*INPUT MATERIAL*
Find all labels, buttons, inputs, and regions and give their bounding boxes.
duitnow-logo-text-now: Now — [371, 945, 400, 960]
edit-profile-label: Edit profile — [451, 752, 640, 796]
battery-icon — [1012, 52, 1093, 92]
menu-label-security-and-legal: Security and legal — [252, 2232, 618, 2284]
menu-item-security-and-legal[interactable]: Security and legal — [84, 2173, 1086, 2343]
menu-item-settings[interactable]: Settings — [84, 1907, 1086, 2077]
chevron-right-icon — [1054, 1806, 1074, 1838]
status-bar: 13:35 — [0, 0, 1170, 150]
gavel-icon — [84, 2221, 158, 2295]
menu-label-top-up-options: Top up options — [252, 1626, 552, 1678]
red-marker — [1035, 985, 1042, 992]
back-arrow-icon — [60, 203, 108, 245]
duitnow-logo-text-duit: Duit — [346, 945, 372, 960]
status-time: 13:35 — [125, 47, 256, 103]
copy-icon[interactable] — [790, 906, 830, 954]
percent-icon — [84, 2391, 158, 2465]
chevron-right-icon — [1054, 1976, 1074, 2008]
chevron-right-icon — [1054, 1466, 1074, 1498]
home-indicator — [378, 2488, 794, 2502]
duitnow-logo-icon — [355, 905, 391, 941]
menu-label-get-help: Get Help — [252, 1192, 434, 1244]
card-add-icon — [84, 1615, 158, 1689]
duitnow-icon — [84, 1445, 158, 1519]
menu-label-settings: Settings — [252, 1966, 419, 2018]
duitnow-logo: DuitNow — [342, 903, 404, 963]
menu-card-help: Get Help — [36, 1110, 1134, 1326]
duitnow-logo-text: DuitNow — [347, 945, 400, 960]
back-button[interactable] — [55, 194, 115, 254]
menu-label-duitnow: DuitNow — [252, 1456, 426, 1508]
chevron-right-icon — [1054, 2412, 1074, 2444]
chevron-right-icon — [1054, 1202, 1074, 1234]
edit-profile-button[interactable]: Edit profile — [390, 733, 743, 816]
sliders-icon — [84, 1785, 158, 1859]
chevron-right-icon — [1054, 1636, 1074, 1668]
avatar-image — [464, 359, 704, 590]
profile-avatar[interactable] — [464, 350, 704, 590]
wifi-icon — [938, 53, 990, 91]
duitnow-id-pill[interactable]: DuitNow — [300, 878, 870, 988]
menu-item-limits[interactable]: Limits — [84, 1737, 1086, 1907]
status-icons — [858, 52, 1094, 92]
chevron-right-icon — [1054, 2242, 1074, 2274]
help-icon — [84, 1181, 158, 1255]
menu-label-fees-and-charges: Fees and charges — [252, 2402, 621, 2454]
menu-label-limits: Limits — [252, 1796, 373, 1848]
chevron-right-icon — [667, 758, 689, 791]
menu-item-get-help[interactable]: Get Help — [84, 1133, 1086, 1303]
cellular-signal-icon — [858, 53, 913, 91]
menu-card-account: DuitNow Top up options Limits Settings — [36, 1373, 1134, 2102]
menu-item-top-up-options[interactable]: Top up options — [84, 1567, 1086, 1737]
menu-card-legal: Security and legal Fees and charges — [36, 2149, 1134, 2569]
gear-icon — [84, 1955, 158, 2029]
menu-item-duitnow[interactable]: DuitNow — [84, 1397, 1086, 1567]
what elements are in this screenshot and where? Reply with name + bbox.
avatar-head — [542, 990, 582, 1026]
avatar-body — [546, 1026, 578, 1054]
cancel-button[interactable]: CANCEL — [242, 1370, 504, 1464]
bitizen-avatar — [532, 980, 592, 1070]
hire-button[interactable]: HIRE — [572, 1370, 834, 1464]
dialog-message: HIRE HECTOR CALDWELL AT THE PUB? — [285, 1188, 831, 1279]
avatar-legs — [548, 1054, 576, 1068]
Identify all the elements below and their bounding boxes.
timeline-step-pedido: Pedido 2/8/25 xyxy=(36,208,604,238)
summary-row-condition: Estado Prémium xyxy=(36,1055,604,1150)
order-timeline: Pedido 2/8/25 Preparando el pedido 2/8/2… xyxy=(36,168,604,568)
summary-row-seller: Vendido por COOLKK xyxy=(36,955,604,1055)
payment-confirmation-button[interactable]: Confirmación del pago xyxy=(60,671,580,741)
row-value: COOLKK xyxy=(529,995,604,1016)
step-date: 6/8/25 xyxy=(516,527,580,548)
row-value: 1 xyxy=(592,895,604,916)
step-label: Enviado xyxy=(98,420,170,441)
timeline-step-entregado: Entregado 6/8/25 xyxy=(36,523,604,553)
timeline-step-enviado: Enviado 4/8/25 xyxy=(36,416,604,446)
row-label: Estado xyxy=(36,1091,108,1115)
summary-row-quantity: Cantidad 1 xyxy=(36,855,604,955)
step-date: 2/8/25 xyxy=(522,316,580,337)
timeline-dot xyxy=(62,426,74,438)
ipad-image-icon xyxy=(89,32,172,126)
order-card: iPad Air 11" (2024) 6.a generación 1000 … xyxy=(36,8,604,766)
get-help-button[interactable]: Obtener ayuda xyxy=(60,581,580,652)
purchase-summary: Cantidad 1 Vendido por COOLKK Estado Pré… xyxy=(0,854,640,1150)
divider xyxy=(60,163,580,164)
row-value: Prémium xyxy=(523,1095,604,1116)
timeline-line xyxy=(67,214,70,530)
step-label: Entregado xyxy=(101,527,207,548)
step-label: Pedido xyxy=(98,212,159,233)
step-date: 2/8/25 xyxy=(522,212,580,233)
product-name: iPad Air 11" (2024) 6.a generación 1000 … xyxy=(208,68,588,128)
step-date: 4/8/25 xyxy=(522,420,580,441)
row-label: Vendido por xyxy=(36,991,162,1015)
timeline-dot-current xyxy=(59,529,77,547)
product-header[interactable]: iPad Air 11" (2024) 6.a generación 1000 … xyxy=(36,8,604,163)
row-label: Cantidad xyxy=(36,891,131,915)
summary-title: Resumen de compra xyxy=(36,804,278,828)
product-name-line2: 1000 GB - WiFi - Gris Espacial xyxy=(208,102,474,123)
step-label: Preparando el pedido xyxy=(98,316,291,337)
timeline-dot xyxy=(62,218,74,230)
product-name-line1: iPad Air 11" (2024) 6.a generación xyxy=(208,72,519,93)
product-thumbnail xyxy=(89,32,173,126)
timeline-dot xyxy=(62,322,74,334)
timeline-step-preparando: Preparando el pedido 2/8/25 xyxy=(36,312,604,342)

*AIM OF THE EXERCISE*
Report how many of the lines above contain the string "date", treating case as significant. Give only the number.

*RIGHT ANSWER*
4